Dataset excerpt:
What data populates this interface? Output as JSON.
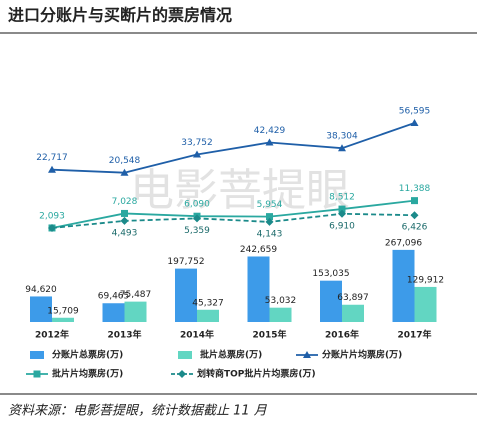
{
  "chart_data": {
    "type": "bar-line",
    "title": "进口分账片与买断片的票房情况",
    "watermark": "电影菩提眼",
    "source": "资料来源：电影菩提眼，统计数据截止 11 月",
    "categories": [
      "2012年",
      "2013年",
      "2014年",
      "2015年",
      "2016年",
      "2017年"
    ],
    "ylim": [
      0,
      300000
    ],
    "y2lim": [
      8000,
      66000
    ],
    "y3lim": [
      -2000,
      15000
    ],
    "series": [
      {
        "name": "分账片总票房(万)",
        "type": "bar",
        "color": "#3d9be9",
        "values": [
          94620,
          69465,
          197752,
          242659,
          153035,
          267096
        ],
        "value_labels": [
          "94,620",
          "69,465",
          "197,752",
          "242,659",
          "153,035",
          "267,096"
        ]
      },
      {
        "name": "批片总票房(万)",
        "type": "bar",
        "color": "#62d6c2",
        "values": [
          15709,
          75487,
          45327,
          53032,
          63897,
          129912
        ],
        "value_labels": [
          "15,709",
          "75,487",
          "45,327",
          "53,032",
          "63,897",
          "129,912"
        ]
      },
      {
        "name": "分账片片均票房(万)",
        "type": "line",
        "axis": "y2",
        "color": "#1f5fa8",
        "marker": "triangle",
        "values": [
          22717,
          20548,
          33752,
          42429,
          38304,
          56595
        ],
        "value_labels": [
          "22,717",
          "20,548",
          "33,752",
          "42,429",
          "38,304",
          "56,595"
        ]
      },
      {
        "name": "批片片均票房(万)",
        "type": "line",
        "axis": "y3",
        "color": "#2aa8a0",
        "marker": "square",
        "values": [
          2093,
          7028,
          6090,
          5954,
          8512,
          11388
        ],
        "value_labels": [
          "2,093",
          "7,028",
          "6,090",
          "5,954",
          "8,512",
          "11,388"
        ]
      },
      {
        "name": "划转商TOP批片片均票房(万)",
        "type": "line",
        "axis": "y3",
        "color": "#1b8a8a",
        "marker": "diamond",
        "dash": true,
        "values": [
          2093,
          4493,
          5359,
          4143,
          6910,
          6426
        ],
        "value_labels": [
          null,
          "4,493",
          "5,359",
          "4,143",
          "6,910",
          "6,426"
        ]
      }
    ]
  }
}
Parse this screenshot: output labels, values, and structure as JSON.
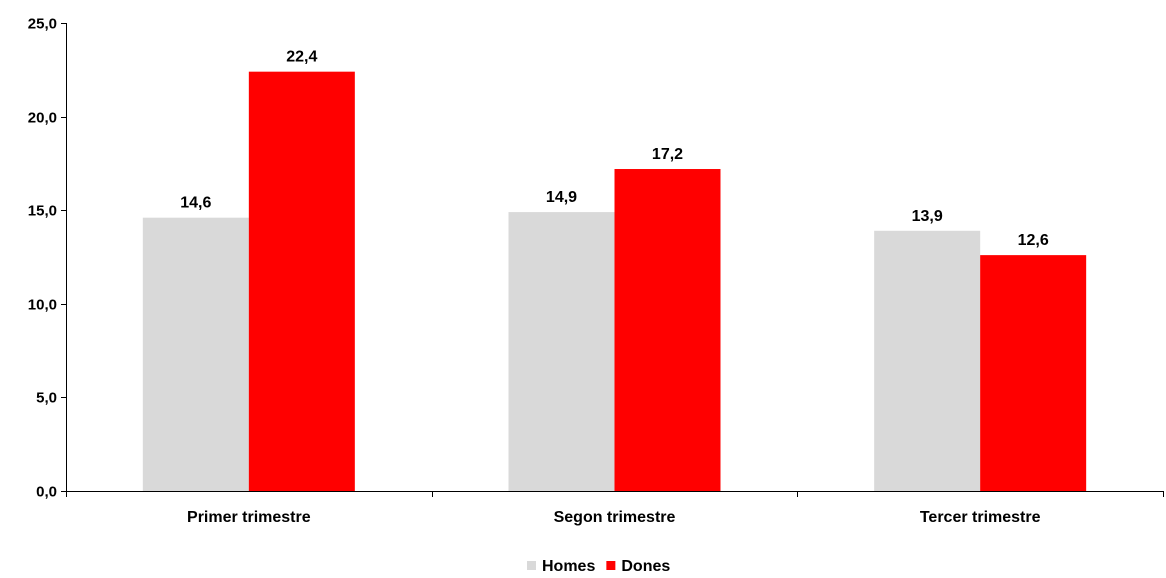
{
  "chart_data": {
    "type": "bar",
    "categories": [
      "Primer trimestre",
      "Segon trimestre",
      "Tercer trimestre"
    ],
    "series": [
      {
        "name": "Homes",
        "values": [
          14.6,
          14.9,
          13.9
        ],
        "color": "#D9D9D9"
      },
      {
        "name": "Dones",
        "values": [
          22.4,
          17.2,
          12.6
        ],
        "color": "#FF0000"
      }
    ],
    "data_labels": [
      [
        "14,6",
        "14,9",
        "13,9"
      ],
      [
        "22,4",
        "17,2",
        "12,6"
      ]
    ],
    "ylim": [
      0,
      25
    ],
    "yticks": [
      0,
      5,
      10,
      15,
      20,
      25
    ],
    "ytick_labels": [
      "0,0",
      "5,0",
      "10,0",
      "15,0",
      "20,0",
      "25,0"
    ],
    "grid": false,
    "legend_position": "bottom-center"
  }
}
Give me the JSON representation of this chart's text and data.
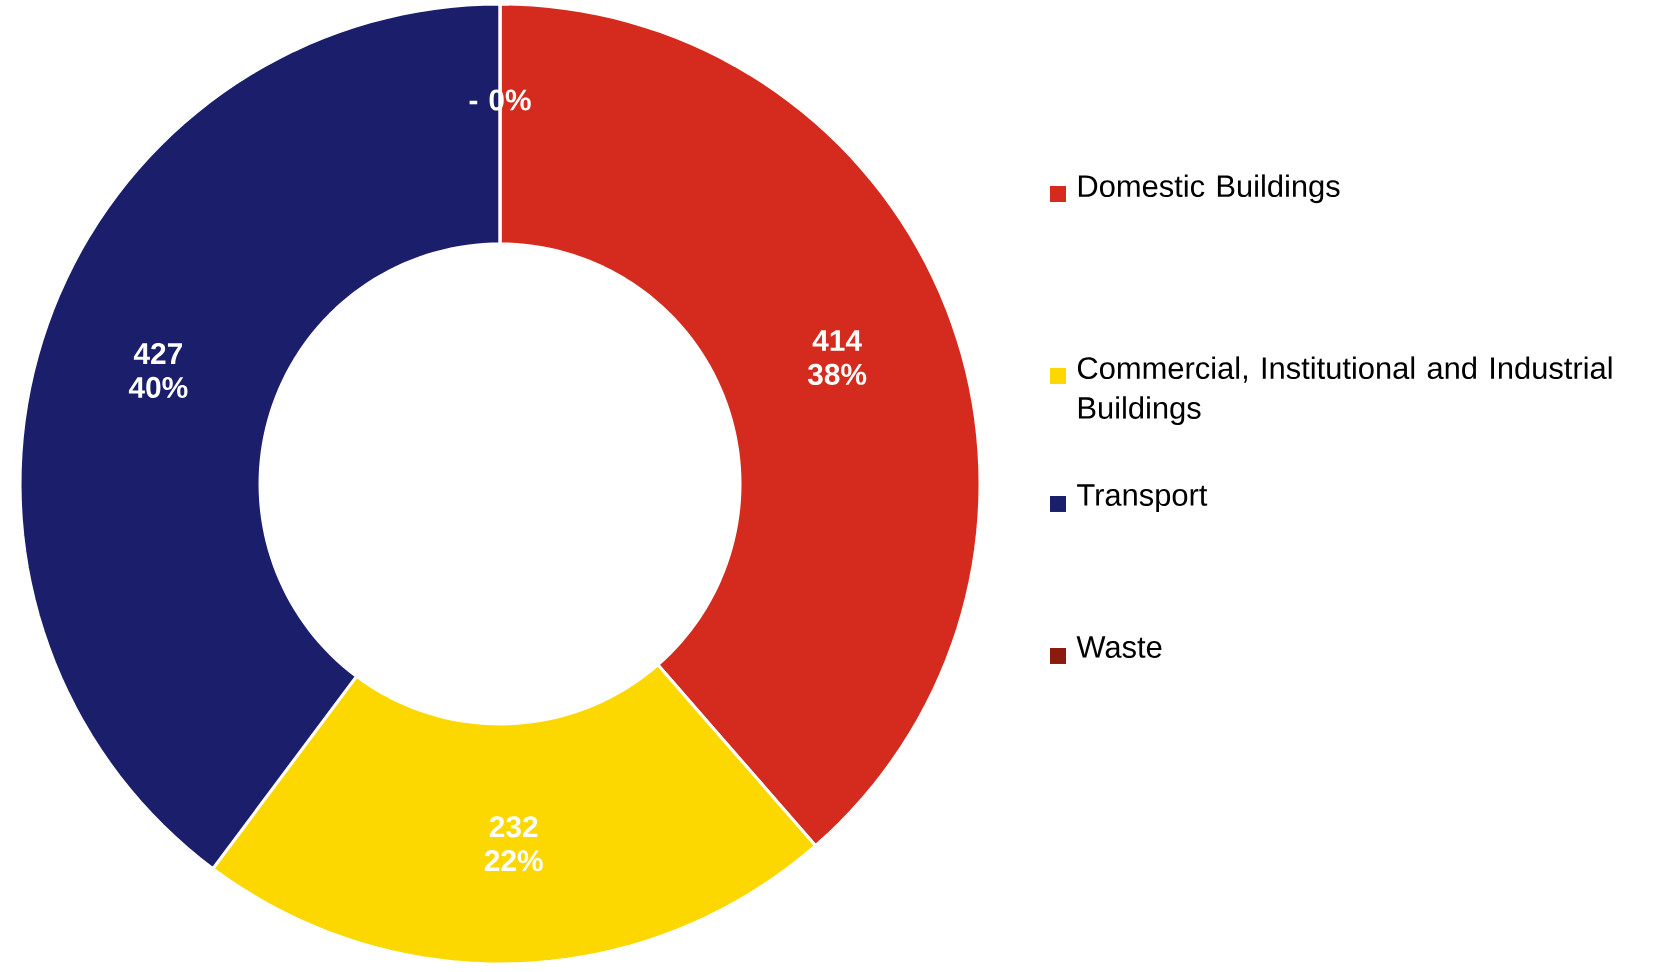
{
  "chart_data": {
    "type": "donut",
    "categories": [
      "Domestic Buildings",
      "Commercial, Institutional and Industrial Buildings",
      "Transport",
      "Waste"
    ],
    "values": [
      414,
      232,
      427,
      0
    ],
    "value_labels": [
      "414 38%",
      "232 22%",
      "427 40%",
      "- 0%"
    ],
    "colors": [
      "#d52b1e",
      "#fdd800",
      "#1b1f6b",
      "#8b1a10"
    ],
    "legend": "right"
  }
}
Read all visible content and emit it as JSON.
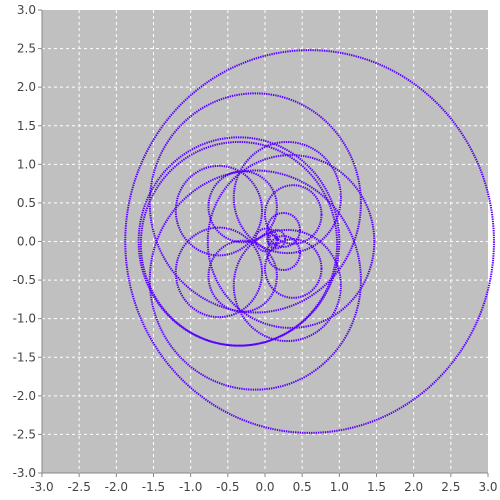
{
  "chart_data": {
    "type": "scatter",
    "title": "",
    "xlabel": "",
    "ylabel": "",
    "xlim": [
      -3.0,
      3.0
    ],
    "ylim": [
      -3.0,
      3.0
    ],
    "grid": true,
    "legend": "none",
    "x_ticks": [
      "-3.0",
      "-2.5",
      "-2.0",
      "-1.5",
      "-1.0",
      "-0.5",
      "0.0",
      "0.5",
      "1.0",
      "1.5",
      "2.0",
      "2.5",
      "3.0"
    ],
    "y_ticks": [
      "3.0",
      "2.5",
      "2.0",
      "1.5",
      "1.0",
      "0.5",
      "0.0",
      "-0.5",
      "-1.0",
      "-1.5",
      "-2.0",
      "-2.5",
      "-3.0"
    ],
    "colors": {
      "plot_background": "#c0c0c0",
      "grid": "#ffffff",
      "series": "#5a00ff",
      "axis": "#888888"
    },
    "series": [
      {
        "shape": "circles",
        "circles": [
          {
            "cx": 0.6,
            "cy": 0.0,
            "r": 2.48
          },
          {
            "cx": -0.13,
            "cy": 0.5,
            "r": 1.42
          },
          {
            "cx": -0.13,
            "cy": -0.5,
            "r": 1.42
          },
          {
            "cx": -0.35,
            "cy": 0.0,
            "r": 1.35
          },
          {
            "cx": -0.35,
            "cy": -0.03,
            "r": 1.32
          },
          {
            "cx": 0.35,
            "cy": 0.0,
            "r": 1.12
          },
          {
            "cx": -0.62,
            "cy": 0.4,
            "r": 0.58
          },
          {
            "cx": -0.62,
            "cy": -0.4,
            "r": 0.58
          },
          {
            "cx": 0.3,
            "cy": 0.57,
            "r": 0.72
          },
          {
            "cx": 0.3,
            "cy": -0.57,
            "r": 0.72
          },
          {
            "cx": -0.3,
            "cy": 0.45,
            "r": 0.46
          },
          {
            "cx": -0.3,
            "cy": -0.45,
            "r": 0.46
          },
          {
            "cx": 0.38,
            "cy": 0.35,
            "r": 0.38
          },
          {
            "cx": 0.38,
            "cy": -0.35,
            "r": 0.38
          },
          {
            "cx": 0.25,
            "cy": 0.15,
            "r": 0.22
          },
          {
            "cx": 0.25,
            "cy": -0.15,
            "r": 0.22
          },
          {
            "cx": 0.02,
            "cy": 0.02,
            "r": 0.15
          },
          {
            "cx": 0.15,
            "cy": 0.03,
            "r": 0.12
          },
          {
            "cx": 0.1,
            "cy": 0.02,
            "r": 0.06
          }
        ]
      }
    ]
  }
}
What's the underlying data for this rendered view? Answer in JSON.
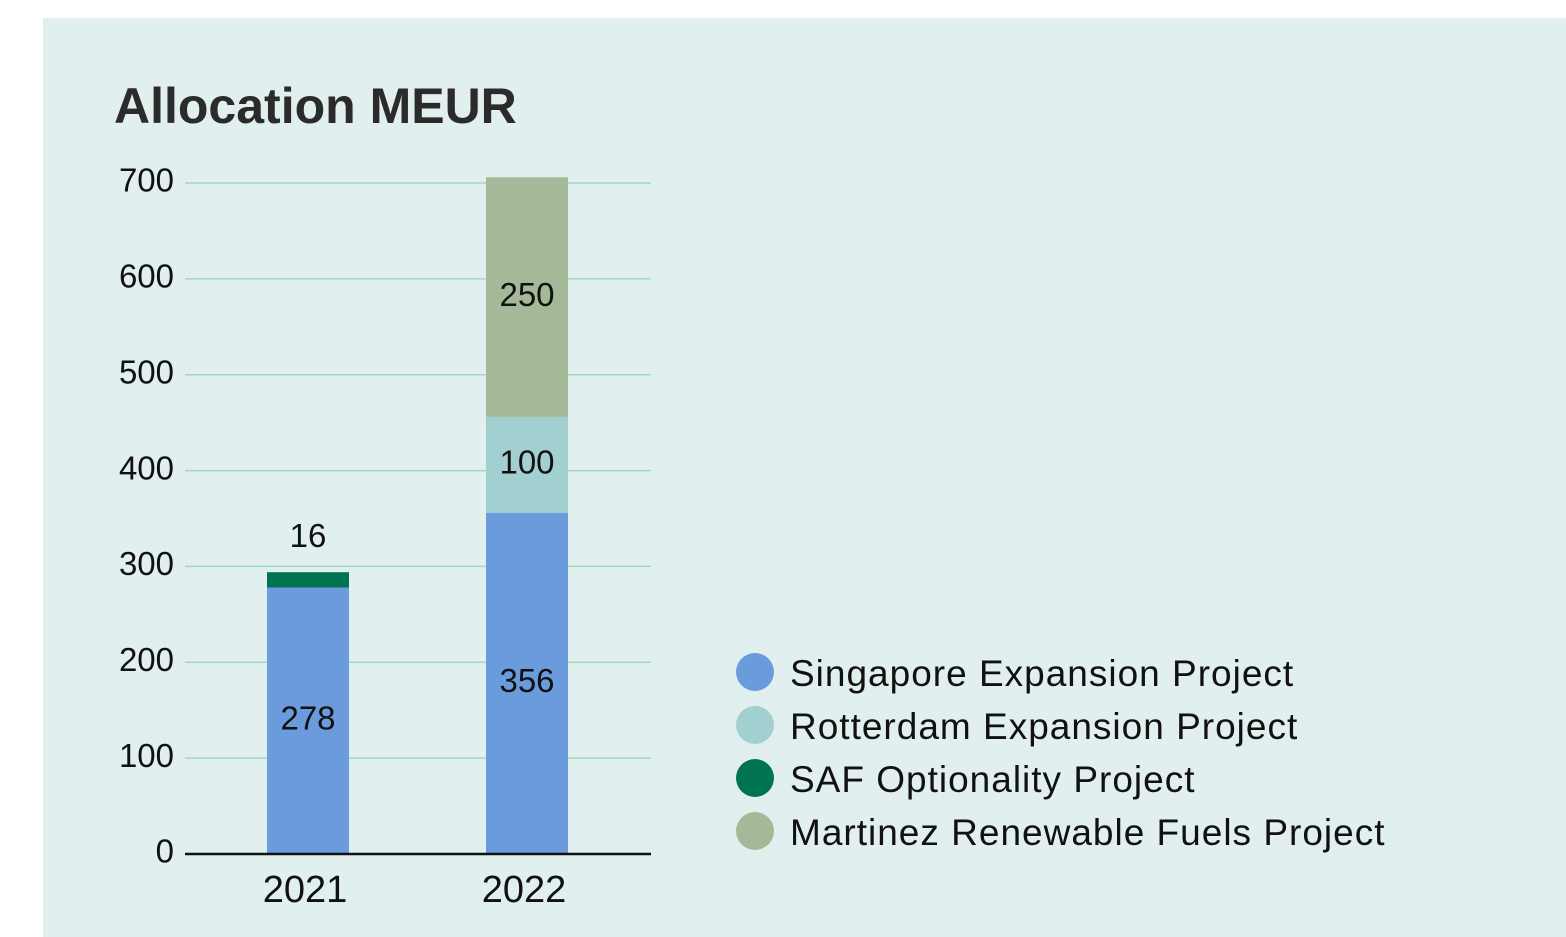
{
  "chart_data": {
    "type": "stacked-bar",
    "title": "Allocation MEUR",
    "categories": [
      "2021",
      "2022"
    ],
    "series": [
      {
        "name": "Singapore Expansion Project",
        "color": "#6a9bdc",
        "values": [
          278,
          356
        ]
      },
      {
        "name": "Rotterdam Expansion Project",
        "color": "#a2cfcf",
        "values": [
          null,
          100
        ]
      },
      {
        "name": "SAF Optionality Project",
        "color": "#007452",
        "values": [
          16,
          null
        ]
      },
      {
        "name": "Martinez Renewable Fuels Project",
        "color": "#a5b998",
        "values": [
          null,
          250
        ]
      }
    ],
    "ylim": [
      0,
      700
    ],
    "yticks": [
      0,
      100,
      200,
      300,
      400,
      500,
      600,
      700
    ],
    "grid": true,
    "legend": "right"
  }
}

Stated goal:
Reproduce each line word for word and drop the pictures.

Reply:
What data populates this interface? Output as JSON.
{
  "chart_data": {
    "type": "bar-line",
    "title": "进口分账片与买断片的票房情况",
    "watermark": "电影菩提眼",
    "source": "资料来源：电影菩提眼，统计数据截止 11 月",
    "categories": [
      "2012年",
      "2013年",
      "2014年",
      "2015年",
      "2016年",
      "2017年"
    ],
    "ylim": [
      0,
      300000
    ],
    "y2lim": [
      8000,
      66000
    ],
    "y3lim": [
      -2000,
      15000
    ],
    "series": [
      {
        "name": "分账片总票房(万)",
        "type": "bar",
        "color": "#3d9be9",
        "values": [
          94620,
          69465,
          197752,
          242659,
          153035,
          267096
        ],
        "value_labels": [
          "94,620",
          "69,465",
          "197,752",
          "242,659",
          "153,035",
          "267,096"
        ]
      },
      {
        "name": "批片总票房(万)",
        "type": "bar",
        "color": "#62d6c2",
        "values": [
          15709,
          75487,
          45327,
          53032,
          63897,
          129912
        ],
        "value_labels": [
          "15,709",
          "75,487",
          "45,327",
          "53,032",
          "63,897",
          "129,912"
        ]
      },
      {
        "name": "分账片片均票房(万)",
        "type": "line",
        "axis": "y2",
        "color": "#1f5fa8",
        "marker": "triangle",
        "values": [
          22717,
          20548,
          33752,
          42429,
          38304,
          56595
        ],
        "value_labels": [
          "22,717",
          "20,548",
          "33,752",
          "42,429",
          "38,304",
          "56,595"
        ]
      },
      {
        "name": "批片片均票房(万)",
        "type": "line",
        "axis": "y3",
        "color": "#2aa8a0",
        "marker": "square",
        "values": [
          2093,
          7028,
          6090,
          5954,
          8512,
          11388
        ],
        "value_labels": [
          "2,093",
          "7,028",
          "6,090",
          "5,954",
          "8,512",
          "11,388"
        ]
      },
      {
        "name": "划转商TOP批片片均票房(万)",
        "type": "line",
        "axis": "y3",
        "color": "#1b8a8a",
        "marker": "diamond",
        "dash": true,
        "values": [
          2093,
          4493,
          5359,
          4143,
          6910,
          6426
        ],
        "value_labels": [
          null,
          "4,493",
          "5,359",
          "4,143",
          "6,910",
          "6,426"
        ]
      }
    ]
  }
}
Parse this screenshot: output labels, values, and structure as JSON.
{
  "chart_data": {
    "type": "bar",
    "categories": [
      "Primer trimestre",
      "Segon trimestre",
      "Tercer trimestre"
    ],
    "series": [
      {
        "name": "Homes",
        "values": [
          14.6,
          14.9,
          13.9
        ],
        "color": "#D9D9D9"
      },
      {
        "name": "Dones",
        "values": [
          22.4,
          17.2,
          12.6
        ],
        "color": "#FF0000"
      }
    ],
    "data_labels": [
      [
        "14,6",
        "14,9",
        "13,9"
      ],
      [
        "22,4",
        "17,2",
        "12,6"
      ]
    ],
    "ylim": [
      0,
      25
    ],
    "yticks": [
      0,
      5,
      10,
      15,
      20,
      25
    ],
    "ytick_labels": [
      "0,0",
      "5,0",
      "10,0",
      "15,0",
      "20,0",
      "25,0"
    ],
    "grid": false,
    "legend_position": "bottom-center"
  }
}
Give me the JSON representation of this chart's text and data.
{
  "chart_data": {
    "type": "donut",
    "categories": [
      "Domestic Buildings",
      "Commercial, Institutional and Industrial Buildings",
      "Transport",
      "Waste"
    ],
    "values": [
      414,
      232,
      427,
      0
    ],
    "value_labels": [
      "414 38%",
      "232 22%",
      "427 40%",
      "- 0%"
    ],
    "colors": [
      "#d52b1e",
      "#fdd800",
      "#1b1f6b",
      "#8b1a10"
    ],
    "legend": "right"
  }
}
Read all visible content and emit it as JSON.
{
  "chart_data": {
    "type": "scatter",
    "title": "",
    "xlabel": "",
    "ylabel": "",
    "xlim": [
      -3.0,
      3.0
    ],
    "ylim": [
      -3.0,
      3.0
    ],
    "grid": true,
    "legend": "none",
    "x_ticks": [
      "-3.0",
      "-2.5",
      "-2.0",
      "-1.5",
      "-1.0",
      "-0.5",
      "0.0",
      "0.5",
      "1.0",
      "1.5",
      "2.0",
      "2.5",
      "3.0"
    ],
    "y_ticks": [
      "3.0",
      "2.5",
      "2.0",
      "1.5",
      "1.0",
      "0.5",
      "0.0",
      "-0.5",
      "-1.0",
      "-1.5",
      "-2.0",
      "-2.5",
      "-3.0"
    ],
    "colors": {
      "plot_background": "#c0c0c0",
      "grid": "#ffffff",
      "series": "#5a00ff",
      "axis": "#888888"
    },
    "series": [
      {
        "shape": "circles",
        "circles": [
          {
            "cx": 0.6,
            "cy": 0.0,
            "r": 2.48
          },
          {
            "cx": -0.13,
            "cy": 0.5,
            "r": 1.42
          },
          {
            "cx": -0.13,
            "cy": -0.5,
            "r": 1.42
          },
          {
            "cx": -0.35,
            "cy": 0.0,
            "r": 1.35
          },
          {
            "cx": -0.35,
            "cy": -0.03,
            "r": 1.32
          },
          {
            "cx": 0.35,
            "cy": 0.0,
            "r": 1.12
          },
          {
            "cx": -0.62,
            "cy": 0.4,
            "r": 0.58
          },
          {
            "cx": -0.62,
            "cy": -0.4,
            "r": 0.58
          },
          {
            "cx": 0.3,
            "cy": 0.57,
            "r": 0.72
          },
          {
            "cx": 0.3,
            "cy": -0.57,
            "r": 0.72
          },
          {
            "cx": -0.3,
            "cy": 0.45,
            "r": 0.46
          },
          {
            "cx": -0.3,
            "cy": -0.45,
            "r": 0.46
          },
          {
            "cx": 0.38,
            "cy": 0.35,
            "r": 0.38
          },
          {
            "cx": 0.38,
            "cy": -0.35,
            "r": 0.38
          },
          {
            "cx": 0.25,
            "cy": 0.15,
            "r": 0.22
          },
          {
            "cx": 0.25,
            "cy": -0.15,
            "r": 0.22
          },
          {
            "cx": 0.02,
            "cy": 0.02,
            "r": 0.15
          },
          {
            "cx": 0.15,
            "cy": 0.03,
            "r": 0.12
          },
          {
            "cx": 0.1,
            "cy": 0.02,
            "r": 0.06
          }
        ]
      }
    ]
  }
}
What's the underlying data for this rendered view? Answer in JSON.
{
  "chart_data": {
    "type": "stacked-bar",
    "title": "Allocation MEUR",
    "categories": [
      "2021",
      "2022"
    ],
    "series": [
      {
        "name": "Singapore Expansion Project",
        "color": "#6a9bdc",
        "values": [
          278,
          356
        ]
      },
      {
        "name": "Rotterdam Expansion Project",
        "color": "#a2cfcf",
        "values": [
          null,
          100
        ]
      },
      {
        "name": "SAF Optionality Project",
        "color": "#007452",
        "values": [
          16,
          null
        ]
      },
      {
        "name": "Martinez Renewable Fuels Project",
        "color": "#a5b998",
        "values": [
          null,
          250
        ]
      }
    ],
    "ylim": [
      0,
      700
    ],
    "yticks": [
      0,
      100,
      200,
      300,
      400,
      500,
      600,
      700
    ],
    "grid": true,
    "legend": "right"
  }
}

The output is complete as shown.